What the task asks:
From the records below, collect every line that contains the string "legend".

(Dataset entries)
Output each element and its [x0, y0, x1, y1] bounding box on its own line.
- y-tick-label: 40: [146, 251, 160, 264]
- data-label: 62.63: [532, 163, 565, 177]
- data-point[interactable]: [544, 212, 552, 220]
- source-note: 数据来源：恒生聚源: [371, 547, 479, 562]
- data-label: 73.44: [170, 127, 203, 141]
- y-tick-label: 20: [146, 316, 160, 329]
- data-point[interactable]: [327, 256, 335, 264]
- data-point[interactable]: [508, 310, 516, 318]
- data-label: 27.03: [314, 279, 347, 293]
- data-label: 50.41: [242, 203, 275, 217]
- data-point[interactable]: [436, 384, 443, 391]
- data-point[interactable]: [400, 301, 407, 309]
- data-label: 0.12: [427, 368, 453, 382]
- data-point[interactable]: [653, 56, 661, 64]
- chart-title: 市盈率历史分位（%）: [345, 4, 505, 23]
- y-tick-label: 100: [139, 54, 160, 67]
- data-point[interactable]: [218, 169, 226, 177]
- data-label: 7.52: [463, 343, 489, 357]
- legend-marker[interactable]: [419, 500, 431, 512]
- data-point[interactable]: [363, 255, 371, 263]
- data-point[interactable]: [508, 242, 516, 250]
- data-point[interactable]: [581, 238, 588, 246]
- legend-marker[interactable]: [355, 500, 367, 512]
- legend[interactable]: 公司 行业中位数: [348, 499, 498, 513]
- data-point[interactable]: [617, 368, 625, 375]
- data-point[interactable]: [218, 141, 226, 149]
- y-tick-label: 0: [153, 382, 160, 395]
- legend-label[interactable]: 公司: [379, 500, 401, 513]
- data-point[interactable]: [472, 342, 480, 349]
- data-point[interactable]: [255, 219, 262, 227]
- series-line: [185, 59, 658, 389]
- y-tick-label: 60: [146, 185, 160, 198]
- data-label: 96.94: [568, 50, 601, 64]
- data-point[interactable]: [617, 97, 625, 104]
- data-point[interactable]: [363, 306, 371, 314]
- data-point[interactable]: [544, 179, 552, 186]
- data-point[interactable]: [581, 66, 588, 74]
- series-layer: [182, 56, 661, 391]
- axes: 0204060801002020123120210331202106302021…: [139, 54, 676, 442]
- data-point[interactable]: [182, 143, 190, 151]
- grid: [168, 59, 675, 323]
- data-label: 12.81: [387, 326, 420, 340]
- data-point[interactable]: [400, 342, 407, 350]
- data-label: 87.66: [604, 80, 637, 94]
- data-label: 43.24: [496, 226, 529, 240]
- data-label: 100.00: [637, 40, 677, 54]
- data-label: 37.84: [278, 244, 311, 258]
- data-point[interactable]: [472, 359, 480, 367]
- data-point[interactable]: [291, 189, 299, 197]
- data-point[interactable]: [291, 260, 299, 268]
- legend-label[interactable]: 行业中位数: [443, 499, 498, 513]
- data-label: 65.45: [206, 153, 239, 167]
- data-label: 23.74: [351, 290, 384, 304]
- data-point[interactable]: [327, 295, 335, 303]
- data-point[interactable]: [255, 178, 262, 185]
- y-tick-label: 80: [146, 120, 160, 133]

The output:
- legend-marker[interactable]: [419, 500, 431, 512]
- legend-marker[interactable]: [355, 500, 367, 512]
- legend[interactable]: 公司 行业中位数: [348, 499, 498, 513]
- legend-label[interactable]: 公司: [379, 500, 401, 513]
- legend-label[interactable]: 行业中位数: [443, 499, 498, 513]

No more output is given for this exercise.